# INFORMATION PROVIDED
--------------------------------------------------

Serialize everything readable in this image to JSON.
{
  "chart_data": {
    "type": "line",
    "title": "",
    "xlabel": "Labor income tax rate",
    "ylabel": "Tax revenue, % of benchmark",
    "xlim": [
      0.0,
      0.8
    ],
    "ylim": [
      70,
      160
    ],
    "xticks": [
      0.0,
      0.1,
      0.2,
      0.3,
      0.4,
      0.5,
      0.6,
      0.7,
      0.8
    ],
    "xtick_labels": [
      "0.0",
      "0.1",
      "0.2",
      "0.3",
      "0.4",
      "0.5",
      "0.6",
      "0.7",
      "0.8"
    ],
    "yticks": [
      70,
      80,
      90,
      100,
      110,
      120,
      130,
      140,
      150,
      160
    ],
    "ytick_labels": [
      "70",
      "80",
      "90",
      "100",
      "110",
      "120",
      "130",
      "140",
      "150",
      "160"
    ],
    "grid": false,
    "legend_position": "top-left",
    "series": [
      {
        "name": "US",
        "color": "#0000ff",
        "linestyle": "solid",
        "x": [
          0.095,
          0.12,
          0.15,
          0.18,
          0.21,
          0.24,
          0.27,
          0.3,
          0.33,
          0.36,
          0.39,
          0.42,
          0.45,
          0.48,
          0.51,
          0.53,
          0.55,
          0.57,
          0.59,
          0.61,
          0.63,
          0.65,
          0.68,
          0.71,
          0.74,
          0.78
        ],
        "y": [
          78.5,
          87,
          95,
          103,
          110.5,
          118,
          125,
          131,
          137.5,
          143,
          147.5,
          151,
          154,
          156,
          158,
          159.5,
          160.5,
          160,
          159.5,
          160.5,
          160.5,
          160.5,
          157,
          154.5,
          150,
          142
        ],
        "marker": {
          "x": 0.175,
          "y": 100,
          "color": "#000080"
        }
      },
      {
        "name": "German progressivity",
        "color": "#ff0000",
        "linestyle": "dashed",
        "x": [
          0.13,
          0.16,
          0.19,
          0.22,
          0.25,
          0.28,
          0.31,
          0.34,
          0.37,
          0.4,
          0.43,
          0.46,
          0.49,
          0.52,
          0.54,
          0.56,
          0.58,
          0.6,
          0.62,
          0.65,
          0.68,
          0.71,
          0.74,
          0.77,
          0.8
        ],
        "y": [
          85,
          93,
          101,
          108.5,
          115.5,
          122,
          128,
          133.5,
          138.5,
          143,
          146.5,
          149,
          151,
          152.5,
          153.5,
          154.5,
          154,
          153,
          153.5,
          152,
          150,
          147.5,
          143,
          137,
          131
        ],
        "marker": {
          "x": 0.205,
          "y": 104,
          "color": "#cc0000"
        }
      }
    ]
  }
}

--------------------------------------------------

# AIM OF THE TASK
Output the records above in their entirety, exactly.

# THE ANSWER
Serialize everything readable in this image to JSON.
{
  "chart_data": {
    "type": "line",
    "title": "",
    "xlabel": "Labor income tax rate",
    "ylabel": "Tax revenue, % of benchmark",
    "xlim": [
      0.0,
      0.8
    ],
    "ylim": [
      70,
      160
    ],
    "xticks": [
      0.0,
      0.1,
      0.2,
      0.3,
      0.4,
      0.5,
      0.6,
      0.7,
      0.8
    ],
    "xtick_labels": [
      "0.0",
      "0.1",
      "0.2",
      "0.3",
      "0.4",
      "0.5",
      "0.6",
      "0.7",
      "0.8"
    ],
    "yticks": [
      70,
      80,
      90,
      100,
      110,
      120,
      130,
      140,
      150,
      160
    ],
    "ytick_labels": [
      "70",
      "80",
      "90",
      "100",
      "110",
      "120",
      "130",
      "140",
      "150",
      "160"
    ],
    "grid": false,
    "legend_position": "top-left",
    "series": [
      {
        "name": "US",
        "color": "#0000ff",
        "linestyle": "solid",
        "x": [
          0.095,
          0.12,
          0.15,
          0.18,
          0.21,
          0.24,
          0.27,
          0.3,
          0.33,
          0.36,
          0.39,
          0.42,
          0.45,
          0.48,
          0.51,
          0.53,
          0.55,
          0.57,
          0.59,
          0.61,
          0.63,
          0.65,
          0.68,
          0.71,
          0.74,
          0.78
        ],
        "y": [
          78.5,
          87,
          95,
          103,
          110.5,
          118,
          125,
          131,
          137.5,
          143,
          147.5,
          151,
          154,
          156,
          158,
          159.5,
          160.5,
          160,
          159.5,
          160.5,
          160.5,
          160.5,
          157,
          154.5,
          150,
          142
        ],
        "marker": {
          "x": 0.175,
          "y": 100,
          "color": "#000080"
        }
      },
      {
        "name": "German progressivity",
        "color": "#ff0000",
        "linestyle": "dashed",
        "x": [
          0.13,
          0.16,
          0.19,
          0.22,
          0.25,
          0.28,
          0.31,
          0.34,
          0.37,
          0.4,
          0.43,
          0.46,
          0.49,
          0.52,
          0.54,
          0.56,
          0.58,
          0.6,
          0.62,
          0.65,
          0.68,
          0.71,
          0.74,
          0.77,
          0.8
        ],
        "y": [
          85,
          93,
          101,
          108.5,
          115.5,
          122,
          128,
          133.5,
          138.5,
          143,
          146.5,
          149,
          151,
          152.5,
          153.5,
          154.5,
          154,
          153,
          153.5,
          152,
          150,
          147.5,
          143,
          137,
          131
        ],
        "marker": {
          "x": 0.205,
          "y": 104,
          "color": "#cc0000"
        }
      }
    ]
  }
}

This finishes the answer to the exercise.